**GIVEN INSTRUCTION:** Reproduce all of the records exactly.

**SUPPLIED MATERIAL:**
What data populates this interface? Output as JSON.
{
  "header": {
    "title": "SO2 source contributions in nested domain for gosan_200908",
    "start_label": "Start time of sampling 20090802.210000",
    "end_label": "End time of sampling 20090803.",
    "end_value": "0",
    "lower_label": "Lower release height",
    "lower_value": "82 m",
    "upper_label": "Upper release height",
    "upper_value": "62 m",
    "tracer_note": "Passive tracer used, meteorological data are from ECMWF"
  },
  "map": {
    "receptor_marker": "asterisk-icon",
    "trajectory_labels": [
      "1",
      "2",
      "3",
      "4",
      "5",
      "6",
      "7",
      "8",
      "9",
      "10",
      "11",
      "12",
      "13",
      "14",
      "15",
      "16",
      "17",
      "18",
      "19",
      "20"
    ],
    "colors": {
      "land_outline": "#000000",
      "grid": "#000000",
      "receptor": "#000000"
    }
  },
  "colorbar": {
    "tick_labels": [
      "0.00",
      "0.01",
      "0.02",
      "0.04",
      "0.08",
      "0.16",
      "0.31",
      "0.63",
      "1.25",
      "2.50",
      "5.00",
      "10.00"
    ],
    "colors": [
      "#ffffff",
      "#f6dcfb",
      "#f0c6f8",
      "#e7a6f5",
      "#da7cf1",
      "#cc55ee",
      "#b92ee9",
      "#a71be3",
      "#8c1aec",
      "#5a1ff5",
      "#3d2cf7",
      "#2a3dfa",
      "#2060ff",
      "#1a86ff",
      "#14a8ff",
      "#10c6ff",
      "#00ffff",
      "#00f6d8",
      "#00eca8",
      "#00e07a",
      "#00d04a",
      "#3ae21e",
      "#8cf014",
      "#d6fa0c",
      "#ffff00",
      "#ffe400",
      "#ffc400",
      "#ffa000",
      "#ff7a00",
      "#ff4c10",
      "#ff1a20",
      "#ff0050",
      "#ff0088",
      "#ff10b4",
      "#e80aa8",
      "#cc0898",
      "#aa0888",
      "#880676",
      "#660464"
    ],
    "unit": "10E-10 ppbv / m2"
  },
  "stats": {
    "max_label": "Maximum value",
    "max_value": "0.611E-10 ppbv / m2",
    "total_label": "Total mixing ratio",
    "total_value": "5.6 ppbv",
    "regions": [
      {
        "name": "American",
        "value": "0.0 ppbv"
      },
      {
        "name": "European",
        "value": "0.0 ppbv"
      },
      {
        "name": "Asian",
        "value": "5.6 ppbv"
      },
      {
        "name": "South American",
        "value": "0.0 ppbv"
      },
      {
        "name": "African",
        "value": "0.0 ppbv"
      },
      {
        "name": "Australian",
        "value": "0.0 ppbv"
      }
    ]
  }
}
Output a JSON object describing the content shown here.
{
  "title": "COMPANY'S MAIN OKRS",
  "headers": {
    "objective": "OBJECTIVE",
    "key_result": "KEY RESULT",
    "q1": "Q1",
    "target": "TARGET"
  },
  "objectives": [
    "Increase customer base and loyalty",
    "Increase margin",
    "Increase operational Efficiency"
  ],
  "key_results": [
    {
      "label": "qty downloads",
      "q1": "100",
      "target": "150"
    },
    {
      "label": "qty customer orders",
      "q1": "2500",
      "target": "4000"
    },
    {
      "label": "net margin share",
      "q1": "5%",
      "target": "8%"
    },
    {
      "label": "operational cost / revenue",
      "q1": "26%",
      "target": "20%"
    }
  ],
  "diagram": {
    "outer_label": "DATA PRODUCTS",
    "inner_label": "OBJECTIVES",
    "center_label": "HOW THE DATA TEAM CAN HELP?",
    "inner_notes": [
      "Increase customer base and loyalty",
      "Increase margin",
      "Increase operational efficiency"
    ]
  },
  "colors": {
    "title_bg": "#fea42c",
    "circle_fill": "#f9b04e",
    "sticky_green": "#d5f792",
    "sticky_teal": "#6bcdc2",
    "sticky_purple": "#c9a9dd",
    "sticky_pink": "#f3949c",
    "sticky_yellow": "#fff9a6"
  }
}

**EXERCISE RESPONSE:**
What data populates this interface? Output as JSON.
{
  "header": {
    "title": "SO2 source contributions in nested domain for gosan_200908",
    "start_label": "Start time of sampling 20090802.210000",
    "end_label": "End time of sampling 20090803.",
    "end_value": "0",
    "lower_label": "Lower release height",
    "lower_value": "82 m",
    "upper_label": "Upper release height",
    "upper_value": "62 m",
    "tracer_note": "Passive tracer used, meteorological data are from ECMWF"
  },
  "map": {
    "receptor_marker": "asterisk-icon",
    "trajectory_labels": [
      "1",
      "2",
      "3",
      "4",
      "5",
      "6",
      "7",
      "8",
      "9",
      "10",
      "11",
      "12",
      "13",
      "14",
      "15",
      "16",
      "17",
      "18",
      "19",
      "20"
    ],
    "colors": {
      "land_outline": "#000000",
      "grid": "#000000",
      "receptor": "#000000"
    }
  },
  "colorbar": {
    "tick_labels": [
      "0.00",
      "0.01",
      "0.02",
      "0.04",
      "0.08",
      "0.16",
      "0.31",
      "0.63",
      "1.25",
      "2.50",
      "5.00",
      "10.00"
    ],
    "colors": [
      "#ffffff",
      "#f6dcfb",
      "#f0c6f8",
      "#e7a6f5",
      "#da7cf1",
      "#cc55ee",
      "#b92ee9",
      "#a71be3",
      "#8c1aec",
      "#5a1ff5",
      "#3d2cf7",
      "#2a3dfa",
      "#2060ff",
      "#1a86ff",
      "#14a8ff",
      "#10c6ff",
      "#00ffff",
      "#00f6d8",
      "#00eca8",
      "#00e07a",
      "#00d04a",
      "#3ae21e",
      "#8cf014",
      "#d6fa0c",
      "#ffff00",
      "#ffe400",
      "#ffc400",
      "#ffa000",
      "#ff7a00",
      "#ff4c10",
      "#ff1a20",
      "#ff0050",
      "#ff0088",
      "#ff10b4",
      "#e80aa8",
      "#cc0898",
      "#aa0888",
      "#880676",
      "#660464"
    ],
    "unit": "10E-10 ppbv / m2"
  },
  "stats": {
    "max_label": "Maximum value",
    "max_value": "0.611E-10 ppbv / m2",
    "total_label": "Total mixing ratio",
    "total_value": "5.6 ppbv",
    "regions": [
      {
        "name": "American",
        "value": "0.0 ppbv"
      },
      {
        "name": "European",
        "value": "0.0 ppbv"
      },
      {
        "name": "Asian",
        "value": "5.6 ppbv"
      },
      {
        "name": "South American",
        "value": "0.0 ppbv"
      },
      {
        "name": "African",
        "value": "0.0 ppbv"
      },
      {
        "name": "Australian",
        "value": "0.0 ppbv"
      }
    ]
  }
}
Output a JSON object describing the content shown here.
{
  "title": "COMPANY'S MAIN OKRS",
  "headers": {
    "objective": "OBJECTIVE",
    "key_result": "KEY RESULT",
    "q1": "Q1",
    "target": "TARGET"
  },
  "objectives": [
    "Increase customer base and loyalty",
    "Increase margin",
    "Increase operational Efficiency"
  ],
  "key_results": [
    {
      "label": "qty downloads",
      "q1": "100",
      "target": "150"
    },
    {
      "label": "qty customer orders",
      "q1": "2500",
      "target": "4000"
    },
    {
      "label": "net margin share",
      "q1": "5%",
      "target": "8%"
    },
    {
      "label": "operational cost / revenue",
      "q1": "26%",
      "target": "20%"
    }
  ],
  "diagram": {
    "outer_label": "DATA PRODUCTS",
    "inner_label": "OBJECTIVES",
    "center_label": "HOW THE DATA TEAM CAN HELP?",
    "inner_notes": [
      "Increase customer base and loyalty",
      "Increase margin",
      "Increase operational efficiency"
    ]
  },
  "colors": {
    "title_bg": "#fea42c",
    "circle_fill": "#f9b04e",
    "sticky_green": "#d5f792",
    "sticky_teal": "#6bcdc2",
    "sticky_purple": "#c9a9dd",
    "sticky_pink": "#f3949c",
    "sticky_yellow": "#fff9a6"
  }
}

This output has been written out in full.